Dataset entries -
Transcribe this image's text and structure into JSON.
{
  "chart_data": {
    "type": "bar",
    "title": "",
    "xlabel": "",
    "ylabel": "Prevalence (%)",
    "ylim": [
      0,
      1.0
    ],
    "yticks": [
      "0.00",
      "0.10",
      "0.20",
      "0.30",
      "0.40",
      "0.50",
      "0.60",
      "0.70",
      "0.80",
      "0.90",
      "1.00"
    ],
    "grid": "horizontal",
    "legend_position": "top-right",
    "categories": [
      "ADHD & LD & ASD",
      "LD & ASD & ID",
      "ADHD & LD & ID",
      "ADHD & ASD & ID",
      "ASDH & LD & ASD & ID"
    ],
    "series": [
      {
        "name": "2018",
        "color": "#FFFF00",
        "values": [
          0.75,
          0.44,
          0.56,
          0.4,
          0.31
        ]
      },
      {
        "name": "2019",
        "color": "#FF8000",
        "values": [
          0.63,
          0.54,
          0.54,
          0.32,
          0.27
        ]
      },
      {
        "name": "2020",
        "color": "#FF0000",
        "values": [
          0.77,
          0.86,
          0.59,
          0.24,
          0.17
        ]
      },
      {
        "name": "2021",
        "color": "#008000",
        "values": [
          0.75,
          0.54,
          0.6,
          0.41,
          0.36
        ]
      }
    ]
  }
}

Exercise details - All of the material must be reproduced exactly.

Finished task -
Transcribe this image's text and structure into JSON.
{
  "chart_data": {
    "type": "bar",
    "title": "",
    "xlabel": "",
    "ylabel": "Prevalence (%)",
    "ylim": [
      0,
      1.0
    ],
    "yticks": [
      "0.00",
      "0.10",
      "0.20",
      "0.30",
      "0.40",
      "0.50",
      "0.60",
      "0.70",
      "0.80",
      "0.90",
      "1.00"
    ],
    "grid": "horizontal",
    "legend_position": "top-right",
    "categories": [
      "ADHD & LD & ASD",
      "LD & ASD & ID",
      "ADHD & LD & ID",
      "ADHD & ASD & ID",
      "ASDH & LD & ASD & ID"
    ],
    "series": [
      {
        "name": "2018",
        "color": "#FFFF00",
        "values": [
          0.75,
          0.44,
          0.56,
          0.4,
          0.31
        ]
      },
      {
        "name": "2019",
        "color": "#FF8000",
        "values": [
          0.63,
          0.54,
          0.54,
          0.32,
          0.27
        ]
      },
      {
        "name": "2020",
        "color": "#FF0000",
        "values": [
          0.77,
          0.86,
          0.59,
          0.24,
          0.17
        ]
      },
      {
        "name": "2021",
        "color": "#008000",
        "values": [
          0.75,
          0.54,
          0.6,
          0.41,
          0.36
        ]
      }
    ]
  }
}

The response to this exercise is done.